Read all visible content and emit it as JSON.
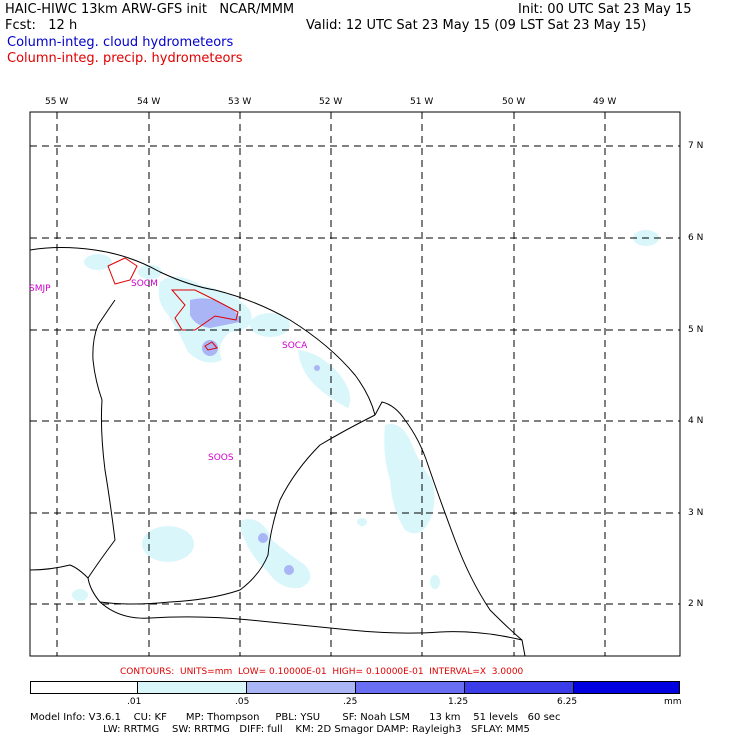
{
  "header": {
    "title": "HAIC-HIWC 13km ARW-GFS init   NCAR/MMM",
    "fcst": "Fcst:   12 h",
    "init": "Init: 00 UTC Sat 23 May 15",
    "valid": "Valid: 12 UTC Sat 23 May 15 (09 LST Sat 23 May 15)",
    "legend_cloud": "Column-integ. cloud hydrometeors",
    "legend_precip": "Column-integ. precip. hydrometeors"
  },
  "colors": {
    "cloud_text": "#0000cc",
    "precip_text": "#e00000",
    "station": "#cc00cc",
    "shade_1": "#d9f6fb",
    "shade_2": "#a9b5f5",
    "shade_3": "#6a6ef2",
    "shade_4": "#3b3de8",
    "shade_5": "#0000e0"
  },
  "longitude_labels": [
    "55 W",
    "54 W",
    "53 W",
    "52 W",
    "51 W",
    "50 W",
    "49 W"
  ],
  "latitude_labels": [
    "7 N",
    "6 N",
    "5 N",
    "4 N",
    "3 N",
    "2 N"
  ],
  "stations": [
    {
      "name": "SMJP"
    },
    {
      "name": "SOCM"
    },
    {
      "name": "SOCA"
    },
    {
      "name": "SOOS"
    }
  ],
  "contours_line": "CONTOURS:  UNITS=mm  LOW= 0.10000E-01  HIGH= 0.10000E-01  INTERVAL=X  3.0000",
  "colorbar": {
    "ticks": [
      ".01",
      ".05",
      ".25",
      "1.25",
      "6.25"
    ],
    "unit": "mm"
  },
  "footer": {
    "line1": "Model Info: V3.6.1    CU: KF      MP: Thompson     PBL: YSU       SF: Noah LSM      13 km    51 levels   60 sec",
    "line2": "                       LW: RRTMG    SW: RRTMG   DIFF: full    KM: 2D Smagor DAMP: Rayleigh3   SFLAY: MM5"
  }
}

------

▶ GOAL OF THE EXERCISE:
Reproduce the full listing above verbatim, with no pictures included.

▶ IN RESPONSE:
Read all visible content and emit it as JSON.
{
  "header": {
    "title": "HAIC-HIWC 13km ARW-GFS init   NCAR/MMM",
    "fcst": "Fcst:   12 h",
    "init": "Init: 00 UTC Sat 23 May 15",
    "valid": "Valid: 12 UTC Sat 23 May 15 (09 LST Sat 23 May 15)",
    "legend_cloud": "Column-integ. cloud hydrometeors",
    "legend_precip": "Column-integ. precip. hydrometeors"
  },
  "colors": {
    "cloud_text": "#0000cc",
    "precip_text": "#e00000",
    "station": "#cc00cc",
    "shade_1": "#d9f6fb",
    "shade_2": "#a9b5f5",
    "shade_3": "#6a6ef2",
    "shade_4": "#3b3de8",
    "shade_5": "#0000e0"
  },
  "longitude_labels": [
    "55 W",
    "54 W",
    "53 W",
    "52 W",
    "51 W",
    "50 W",
    "49 W"
  ],
  "latitude_labels": [
    "7 N",
    "6 N",
    "5 N",
    "4 N",
    "3 N",
    "2 N"
  ],
  "stations": [
    {
      "name": "SMJP"
    },
    {
      "name": "SOCM"
    },
    {
      "name": "SOCA"
    },
    {
      "name": "SOOS"
    }
  ],
  "contours_line": "CONTOURS:  UNITS=mm  LOW= 0.10000E-01  HIGH= 0.10000E-01  INTERVAL=X  3.0000",
  "colorbar": {
    "ticks": [
      ".01",
      ".05",
      ".25",
      "1.25",
      "6.25"
    ],
    "unit": "mm"
  },
  "footer": {
    "line1": "Model Info: V3.6.1    CU: KF      MP: Thompson     PBL: YSU       SF: Noah LSM      13 km    51 levels   60 sec",
    "line2": "                       LW: RRTMG    SW: RRTMG   DIFF: full    KM: 2D Smagor DAMP: Rayleigh3   SFLAY: MM5"
  }
}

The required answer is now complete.